* [Short exercise] Select every line of the rows below that contains the string "ABOUT", matching uppercase and lowercase exactly.

(Entries from a dataset)
--

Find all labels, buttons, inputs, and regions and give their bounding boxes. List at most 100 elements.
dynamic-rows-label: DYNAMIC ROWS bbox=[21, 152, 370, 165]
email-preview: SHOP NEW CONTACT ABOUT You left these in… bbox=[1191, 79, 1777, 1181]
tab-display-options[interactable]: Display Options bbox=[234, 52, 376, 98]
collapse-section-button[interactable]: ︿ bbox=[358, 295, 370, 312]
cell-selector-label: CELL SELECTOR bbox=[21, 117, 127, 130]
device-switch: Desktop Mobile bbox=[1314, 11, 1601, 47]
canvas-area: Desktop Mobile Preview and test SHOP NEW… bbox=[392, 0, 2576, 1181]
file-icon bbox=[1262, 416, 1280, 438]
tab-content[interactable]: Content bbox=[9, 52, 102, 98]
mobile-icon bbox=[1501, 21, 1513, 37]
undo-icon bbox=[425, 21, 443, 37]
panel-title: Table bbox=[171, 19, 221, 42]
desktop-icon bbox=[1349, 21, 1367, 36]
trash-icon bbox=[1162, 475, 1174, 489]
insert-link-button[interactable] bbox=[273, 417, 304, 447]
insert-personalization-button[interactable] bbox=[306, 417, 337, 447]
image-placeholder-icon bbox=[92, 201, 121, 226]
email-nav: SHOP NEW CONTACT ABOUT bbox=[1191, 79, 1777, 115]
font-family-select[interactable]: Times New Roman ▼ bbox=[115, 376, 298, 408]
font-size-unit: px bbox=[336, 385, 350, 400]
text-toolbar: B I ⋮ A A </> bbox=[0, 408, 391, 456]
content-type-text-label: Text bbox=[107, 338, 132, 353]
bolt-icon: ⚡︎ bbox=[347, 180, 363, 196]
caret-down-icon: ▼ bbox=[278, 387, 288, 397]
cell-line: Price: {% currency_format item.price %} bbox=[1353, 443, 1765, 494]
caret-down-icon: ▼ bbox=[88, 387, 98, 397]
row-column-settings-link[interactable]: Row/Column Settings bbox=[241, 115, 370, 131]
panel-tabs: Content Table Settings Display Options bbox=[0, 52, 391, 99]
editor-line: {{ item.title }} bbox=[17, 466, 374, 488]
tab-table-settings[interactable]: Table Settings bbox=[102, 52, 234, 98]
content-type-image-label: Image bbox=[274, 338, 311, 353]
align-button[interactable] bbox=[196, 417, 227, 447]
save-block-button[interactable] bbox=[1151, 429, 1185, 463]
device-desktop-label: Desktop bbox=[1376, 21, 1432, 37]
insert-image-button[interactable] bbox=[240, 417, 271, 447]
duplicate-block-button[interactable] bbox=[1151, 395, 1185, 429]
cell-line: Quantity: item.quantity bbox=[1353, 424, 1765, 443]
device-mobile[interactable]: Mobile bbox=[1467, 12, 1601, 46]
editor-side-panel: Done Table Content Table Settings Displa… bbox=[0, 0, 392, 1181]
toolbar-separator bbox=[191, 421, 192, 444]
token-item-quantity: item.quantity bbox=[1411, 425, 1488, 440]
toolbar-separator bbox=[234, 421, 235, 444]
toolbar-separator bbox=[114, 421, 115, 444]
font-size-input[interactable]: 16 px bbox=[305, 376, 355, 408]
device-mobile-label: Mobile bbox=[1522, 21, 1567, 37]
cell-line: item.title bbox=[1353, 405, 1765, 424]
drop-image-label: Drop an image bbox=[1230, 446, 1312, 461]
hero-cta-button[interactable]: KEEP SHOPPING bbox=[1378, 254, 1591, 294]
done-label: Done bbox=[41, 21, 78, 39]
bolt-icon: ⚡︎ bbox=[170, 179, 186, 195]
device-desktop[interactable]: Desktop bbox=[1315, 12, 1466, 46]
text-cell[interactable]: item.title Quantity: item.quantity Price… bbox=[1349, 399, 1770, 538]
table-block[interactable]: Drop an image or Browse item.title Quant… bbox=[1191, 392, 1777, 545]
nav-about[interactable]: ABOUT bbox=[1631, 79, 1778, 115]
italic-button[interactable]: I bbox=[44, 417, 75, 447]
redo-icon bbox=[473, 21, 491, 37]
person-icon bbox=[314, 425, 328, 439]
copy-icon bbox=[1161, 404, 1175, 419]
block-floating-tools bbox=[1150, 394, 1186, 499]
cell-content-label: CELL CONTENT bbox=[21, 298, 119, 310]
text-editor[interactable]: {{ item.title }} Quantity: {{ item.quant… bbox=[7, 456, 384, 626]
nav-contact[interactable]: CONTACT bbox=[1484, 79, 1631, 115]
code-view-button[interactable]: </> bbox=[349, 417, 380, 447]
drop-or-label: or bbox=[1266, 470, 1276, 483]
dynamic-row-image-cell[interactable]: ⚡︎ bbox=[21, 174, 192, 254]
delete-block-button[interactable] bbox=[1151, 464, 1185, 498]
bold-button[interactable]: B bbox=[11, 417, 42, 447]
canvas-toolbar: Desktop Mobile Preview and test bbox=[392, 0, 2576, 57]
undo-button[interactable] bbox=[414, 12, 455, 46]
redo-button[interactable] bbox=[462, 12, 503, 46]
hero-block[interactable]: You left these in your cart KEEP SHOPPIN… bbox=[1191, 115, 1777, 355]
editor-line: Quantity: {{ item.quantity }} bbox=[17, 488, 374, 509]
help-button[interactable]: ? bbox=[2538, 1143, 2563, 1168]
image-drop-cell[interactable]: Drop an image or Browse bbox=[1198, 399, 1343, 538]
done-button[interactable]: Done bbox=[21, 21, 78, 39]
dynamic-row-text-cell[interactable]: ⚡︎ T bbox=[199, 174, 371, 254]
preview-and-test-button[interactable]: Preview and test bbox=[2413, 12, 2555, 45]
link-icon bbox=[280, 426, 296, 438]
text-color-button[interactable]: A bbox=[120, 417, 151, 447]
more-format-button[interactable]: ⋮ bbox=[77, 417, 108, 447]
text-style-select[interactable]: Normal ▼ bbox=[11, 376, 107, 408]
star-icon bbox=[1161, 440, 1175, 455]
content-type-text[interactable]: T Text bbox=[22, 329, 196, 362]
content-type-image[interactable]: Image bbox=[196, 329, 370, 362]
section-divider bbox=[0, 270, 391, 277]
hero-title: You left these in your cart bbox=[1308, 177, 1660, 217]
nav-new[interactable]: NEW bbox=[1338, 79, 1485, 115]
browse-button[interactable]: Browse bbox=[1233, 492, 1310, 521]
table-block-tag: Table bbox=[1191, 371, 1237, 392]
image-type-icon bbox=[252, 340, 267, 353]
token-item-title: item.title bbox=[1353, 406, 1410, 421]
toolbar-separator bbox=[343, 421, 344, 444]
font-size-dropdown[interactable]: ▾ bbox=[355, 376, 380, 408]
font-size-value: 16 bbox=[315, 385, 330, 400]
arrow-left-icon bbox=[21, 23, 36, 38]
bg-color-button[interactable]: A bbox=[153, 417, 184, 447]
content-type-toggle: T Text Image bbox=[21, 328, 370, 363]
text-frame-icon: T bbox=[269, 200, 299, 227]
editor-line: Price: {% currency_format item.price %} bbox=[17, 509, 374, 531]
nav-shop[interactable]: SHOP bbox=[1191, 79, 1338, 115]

--

* [Solution for this exercise]
email-preview: SHOP NEW CONTACT ABOUT You left these in… bbox=[1191, 79, 1777, 1181]
email-nav: SHOP NEW CONTACT ABOUT bbox=[1191, 79, 1777, 115]
nav-about[interactable]: ABOUT bbox=[1631, 79, 1778, 115]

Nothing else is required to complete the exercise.